- **Exercise objective**: Repeat the material exactly, every line of it.
── Data to process
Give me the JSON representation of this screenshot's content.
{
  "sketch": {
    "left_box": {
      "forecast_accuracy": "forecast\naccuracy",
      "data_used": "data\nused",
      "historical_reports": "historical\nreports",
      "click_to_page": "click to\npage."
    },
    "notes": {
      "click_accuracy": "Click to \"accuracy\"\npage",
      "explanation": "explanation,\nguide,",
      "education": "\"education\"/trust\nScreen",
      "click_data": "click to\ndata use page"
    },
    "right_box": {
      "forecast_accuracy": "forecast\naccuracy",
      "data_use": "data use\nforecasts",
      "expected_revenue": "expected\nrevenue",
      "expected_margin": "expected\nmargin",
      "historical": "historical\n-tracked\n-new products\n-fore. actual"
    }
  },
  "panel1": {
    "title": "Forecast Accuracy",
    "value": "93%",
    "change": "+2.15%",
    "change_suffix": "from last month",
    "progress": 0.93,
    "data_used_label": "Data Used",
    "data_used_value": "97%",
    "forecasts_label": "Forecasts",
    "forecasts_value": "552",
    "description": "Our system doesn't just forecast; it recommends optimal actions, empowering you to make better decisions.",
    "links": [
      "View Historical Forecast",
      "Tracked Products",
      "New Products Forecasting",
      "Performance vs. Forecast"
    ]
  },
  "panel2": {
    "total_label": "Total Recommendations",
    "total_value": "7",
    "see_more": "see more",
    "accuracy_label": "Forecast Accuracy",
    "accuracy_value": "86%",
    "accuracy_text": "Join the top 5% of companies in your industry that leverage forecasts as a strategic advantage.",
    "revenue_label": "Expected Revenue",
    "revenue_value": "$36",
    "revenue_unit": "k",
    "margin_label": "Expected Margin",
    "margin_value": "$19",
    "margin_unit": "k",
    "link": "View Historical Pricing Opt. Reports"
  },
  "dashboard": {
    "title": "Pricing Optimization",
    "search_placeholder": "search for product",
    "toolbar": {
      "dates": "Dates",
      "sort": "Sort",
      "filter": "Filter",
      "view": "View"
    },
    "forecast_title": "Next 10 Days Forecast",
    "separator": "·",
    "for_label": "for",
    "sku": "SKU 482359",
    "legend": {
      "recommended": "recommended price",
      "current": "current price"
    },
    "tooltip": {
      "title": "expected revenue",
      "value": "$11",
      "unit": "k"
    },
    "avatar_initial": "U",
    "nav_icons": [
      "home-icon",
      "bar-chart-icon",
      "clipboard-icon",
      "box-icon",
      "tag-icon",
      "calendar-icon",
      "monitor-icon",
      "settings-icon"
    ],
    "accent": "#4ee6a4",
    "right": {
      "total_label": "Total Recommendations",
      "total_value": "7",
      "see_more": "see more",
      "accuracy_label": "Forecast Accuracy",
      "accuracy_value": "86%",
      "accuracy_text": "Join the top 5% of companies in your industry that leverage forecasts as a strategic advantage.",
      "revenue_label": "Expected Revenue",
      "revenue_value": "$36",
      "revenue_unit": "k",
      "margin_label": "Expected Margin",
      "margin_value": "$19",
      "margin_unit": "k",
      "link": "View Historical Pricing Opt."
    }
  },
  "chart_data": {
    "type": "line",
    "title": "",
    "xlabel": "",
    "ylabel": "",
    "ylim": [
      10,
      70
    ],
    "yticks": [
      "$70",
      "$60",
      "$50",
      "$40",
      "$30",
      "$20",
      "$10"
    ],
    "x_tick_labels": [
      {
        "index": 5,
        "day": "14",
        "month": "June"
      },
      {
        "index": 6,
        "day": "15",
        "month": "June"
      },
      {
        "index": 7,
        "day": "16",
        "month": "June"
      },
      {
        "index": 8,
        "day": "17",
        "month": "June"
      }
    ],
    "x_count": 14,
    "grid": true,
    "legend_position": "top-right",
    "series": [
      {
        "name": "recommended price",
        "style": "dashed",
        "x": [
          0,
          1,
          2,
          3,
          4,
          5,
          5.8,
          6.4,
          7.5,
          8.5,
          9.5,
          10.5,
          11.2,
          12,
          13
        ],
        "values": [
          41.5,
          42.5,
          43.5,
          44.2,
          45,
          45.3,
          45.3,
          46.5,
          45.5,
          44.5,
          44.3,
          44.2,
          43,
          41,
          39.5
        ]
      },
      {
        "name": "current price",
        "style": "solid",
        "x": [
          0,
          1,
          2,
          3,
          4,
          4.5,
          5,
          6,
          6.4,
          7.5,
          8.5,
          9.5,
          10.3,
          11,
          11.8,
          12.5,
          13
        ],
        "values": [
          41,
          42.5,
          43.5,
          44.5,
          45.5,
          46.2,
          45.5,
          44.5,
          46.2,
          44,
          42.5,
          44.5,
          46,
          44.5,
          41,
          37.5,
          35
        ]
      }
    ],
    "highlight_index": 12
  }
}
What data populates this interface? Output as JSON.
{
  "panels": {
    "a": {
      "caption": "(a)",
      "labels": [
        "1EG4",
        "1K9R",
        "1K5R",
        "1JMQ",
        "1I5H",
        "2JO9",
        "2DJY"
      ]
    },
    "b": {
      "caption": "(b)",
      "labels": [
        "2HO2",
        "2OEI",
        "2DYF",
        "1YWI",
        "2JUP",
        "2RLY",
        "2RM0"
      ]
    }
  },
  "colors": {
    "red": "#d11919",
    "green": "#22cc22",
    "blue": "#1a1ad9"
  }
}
────
- **Answer to the exercise**:
Give me the JSON representation of this screenshot's content.
{
  "sketch": {
    "left_box": {
      "forecast_accuracy": "forecast\naccuracy",
      "data_used": "data\nused",
      "historical_reports": "historical\nreports",
      "click_to_page": "click to\npage."
    },
    "notes": {
      "click_accuracy": "Click to \"accuracy\"\npage",
      "explanation": "explanation,\nguide,",
      "education": "\"education\"/trust\nScreen",
      "click_data": "click to\ndata use page"
    },
    "right_box": {
      "forecast_accuracy": "forecast\naccuracy",
      "data_use": "data use\nforecasts",
      "expected_revenue": "expected\nrevenue",
      "expected_margin": "expected\nmargin",
      "historical": "historical\n-tracked\n-new products\n-fore. actual"
    }
  },
  "panel1": {
    "title": "Forecast Accuracy",
    "value": "93%",
    "change": "+2.15%",
    "change_suffix": "from last month",
    "progress": 0.93,
    "data_used_label": "Data Used",
    "data_used_value": "97%",
    "forecasts_label": "Forecasts",
    "forecasts_value": "552",
    "description": "Our system doesn't just forecast; it recommends optimal actions, empowering you to make better decisions.",
    "links": [
      "View Historical Forecast",
      "Tracked Products",
      "New Products Forecasting",
      "Performance vs. Forecast"
    ]
  },
  "panel2": {
    "total_label": "Total Recommendations",
    "total_value": "7",
    "see_more": "see more",
    "accuracy_label": "Forecast Accuracy",
    "accuracy_value": "86%",
    "accuracy_text": "Join the top 5% of companies in your industry that leverage forecasts as a strategic advantage.",
    "revenue_label": "Expected Revenue",
    "revenue_value": "$36",
    "revenue_unit": "k",
    "margin_label": "Expected Margin",
    "margin_value": "$19",
    "margin_unit": "k",
    "link": "View Historical Pricing Opt. Reports"
  },
  "dashboard": {
    "title": "Pricing Optimization",
    "search_placeholder": "search for product",
    "toolbar": {
      "dates": "Dates",
      "sort": "Sort",
      "filter": "Filter",
      "view": "View"
    },
    "forecast_title": "Next 10 Days Forecast",
    "separator": "·",
    "for_label": "for",
    "sku": "SKU 482359",
    "legend": {
      "recommended": "recommended price",
      "current": "current price"
    },
    "tooltip": {
      "title": "expected revenue",
      "value": "$11",
      "unit": "k"
    },
    "avatar_initial": "U",
    "nav_icons": [
      "home-icon",
      "bar-chart-icon",
      "clipboard-icon",
      "box-icon",
      "tag-icon",
      "calendar-icon",
      "monitor-icon",
      "settings-icon"
    ],
    "accent": "#4ee6a4",
    "right": {
      "total_label": "Total Recommendations",
      "total_value": "7",
      "see_more": "see more",
      "accuracy_label": "Forecast Accuracy",
      "accuracy_value": "86%",
      "accuracy_text": "Join the top 5% of companies in your industry that leverage forecasts as a strategic advantage.",
      "revenue_label": "Expected Revenue",
      "revenue_value": "$36",
      "revenue_unit": "k",
      "margin_label": "Expected Margin",
      "margin_value": "$19",
      "margin_unit": "k",
      "link": "View Historical Pricing Opt."
    }
  },
  "chart_data": {
    "type": "line",
    "title": "",
    "xlabel": "",
    "ylabel": "",
    "ylim": [
      10,
      70
    ],
    "yticks": [
      "$70",
      "$60",
      "$50",
      "$40",
      "$30",
      "$20",
      "$10"
    ],
    "x_tick_labels": [
      {
        "index": 5,
        "day": "14",
        "month": "June"
      },
      {
        "index": 6,
        "day": "15",
        "month": "June"
      },
      {
        "index": 7,
        "day": "16",
        "month": "June"
      },
      {
        "index": 8,
        "day": "17",
        "month": "June"
      }
    ],
    "x_count": 14,
    "grid": true,
    "legend_position": "top-right",
    "series": [
      {
        "name": "recommended price",
        "style": "dashed",
        "x": [
          0,
          1,
          2,
          3,
          4,
          5,
          5.8,
          6.4,
          7.5,
          8.5,
          9.5,
          10.5,
          11.2,
          12,
          13
        ],
        "values": [
          41.5,
          42.5,
          43.5,
          44.2,
          45,
          45.3,
          45.3,
          46.5,
          45.5,
          44.5,
          44.3,
          44.2,
          43,
          41,
          39.5
        ]
      },
      {
        "name": "current price",
        "style": "solid",
        "x": [
          0,
          1,
          2,
          3,
          4,
          4.5,
          5,
          6,
          6.4,
          7.5,
          8.5,
          9.5,
          10.3,
          11,
          11.8,
          12.5,
          13
        ],
        "values": [
          41,
          42.5,
          43.5,
          44.5,
          45.5,
          46.2,
          45.5,
          44.5,
          46.2,
          44,
          42.5,
          44.5,
          46,
          44.5,
          41,
          37.5,
          35
        ]
      }
    ],
    "highlight_index": 12
  }
}
What data populates this interface? Output as JSON.
{
  "panels": {
    "a": {
      "caption": "(a)",
      "labels": [
        "1EG4",
        "1K9R",
        "1K5R",
        "1JMQ",
        "1I5H",
        "2JO9",
        "2DJY"
      ]
    },
    "b": {
      "caption": "(b)",
      "labels": [
        "2HO2",
        "2OEI",
        "2DYF",
        "1YWI",
        "2JUP",
        "2RLY",
        "2RM0"
      ]
    }
  },
  "colors": {
    "red": "#d11919",
    "green": "#22cc22",
    "blue": "#1a1ad9"
  }
}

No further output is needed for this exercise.